## [Stated exercise]
The entries below are to be repeated exactly as they stand.

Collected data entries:
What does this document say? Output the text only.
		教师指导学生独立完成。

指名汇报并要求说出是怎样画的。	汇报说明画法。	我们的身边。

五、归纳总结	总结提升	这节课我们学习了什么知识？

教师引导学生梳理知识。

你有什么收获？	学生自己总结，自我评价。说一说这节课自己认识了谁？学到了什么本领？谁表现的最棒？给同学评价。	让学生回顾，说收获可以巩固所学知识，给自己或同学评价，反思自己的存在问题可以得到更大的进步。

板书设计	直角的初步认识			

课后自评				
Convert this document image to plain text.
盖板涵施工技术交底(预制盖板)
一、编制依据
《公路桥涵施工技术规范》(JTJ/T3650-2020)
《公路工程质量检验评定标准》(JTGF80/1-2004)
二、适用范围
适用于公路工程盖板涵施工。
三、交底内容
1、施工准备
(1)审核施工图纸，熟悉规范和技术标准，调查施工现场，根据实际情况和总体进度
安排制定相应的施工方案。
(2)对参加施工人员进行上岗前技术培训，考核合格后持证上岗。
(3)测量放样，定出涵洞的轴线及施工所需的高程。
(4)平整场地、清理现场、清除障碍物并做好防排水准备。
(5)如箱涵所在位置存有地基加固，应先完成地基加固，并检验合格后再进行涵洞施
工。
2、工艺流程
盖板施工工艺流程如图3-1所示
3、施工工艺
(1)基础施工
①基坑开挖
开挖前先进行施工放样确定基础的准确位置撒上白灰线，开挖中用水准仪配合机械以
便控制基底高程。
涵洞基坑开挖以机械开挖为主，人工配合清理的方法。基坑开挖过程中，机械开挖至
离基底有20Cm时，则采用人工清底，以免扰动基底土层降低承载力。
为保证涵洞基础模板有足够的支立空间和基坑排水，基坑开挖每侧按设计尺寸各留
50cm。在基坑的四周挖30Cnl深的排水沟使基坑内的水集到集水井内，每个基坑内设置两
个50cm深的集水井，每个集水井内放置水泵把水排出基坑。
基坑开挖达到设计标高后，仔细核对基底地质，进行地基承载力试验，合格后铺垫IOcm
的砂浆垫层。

## [The result]
What does this document say? Output the text only.
		教师指导学生独立完成。

指名汇报并要求说出是怎样画的。	汇报说明画法。	我们的身边。

五、归纳总结	总结提升	这节课我们学习了什么知识？

教师引导学生梳理知识。

你有什么收获？	学生自己总结，自我评价。说一说这节课自己认识了谁？学到了什么本领？谁表现的最棒？给同学评价。	让学生回顾，说收获可以巩固所学知识，给自己或同学评价，反思自己的存在问题可以得到更大的进步。

板书设计	直角的初步认识			

课后自评				
Convert this document image to plain text.
盖板涵施工技术交底(预制盖板)
一、编制依据
《公路桥涵施工技术规范》(JTJ/T3650-2020)
《公路工程质量检验评定标准》(JTGF80/1-2004)
二、适用范围
适用于公路工程盖板涵施工。
三、交底内容
1、施工准备
(1)审核施工图纸，熟悉规范和技术标准，调查施工现场，根据实际情况和总体进度
安排制定相应的施工方案。
(2)对参加施工人员进行上岗前技术培训，考核合格后持证上岗。
(3)测量放样，定出涵洞的轴线及施工所需的高程。
(4)平整场地、清理现场、清除障碍物并做好防排水准备。
(5)如箱涵所在位置存有地基加固，应先完成地基加固，并检验合格后再进行涵洞施
工。
2、工艺流程
盖板施工工艺流程如图3-1所示
3、施工工艺
(1)基础施工
①基坑开挖
开挖前先进行施工放样确定基础的准确位置撒上白灰线，开挖中用水准仪配合机械以
便控制基底高程。
涵洞基坑开挖以机械开挖为主，人工配合清理的方法。基坑开挖过程中，机械开挖至
离基底有20Cm时，则采用人工清底，以免扰动基底土层降低承载力。
为保证涵洞基础模板有足够的支立空间和基坑排水，基坑开挖每侧按设计尺寸各留
50cm。在基坑的四周挖30Cnl深的排水沟使基坑内的水集到集水井内，每个基坑内设置两
个50cm深的集水井，每个集水井内放置水泵把水排出基坑。
基坑开挖达到设计标高后，仔细核对基底地质，进行地基承载力试验，合格后铺垫IOcm
的砂浆垫层。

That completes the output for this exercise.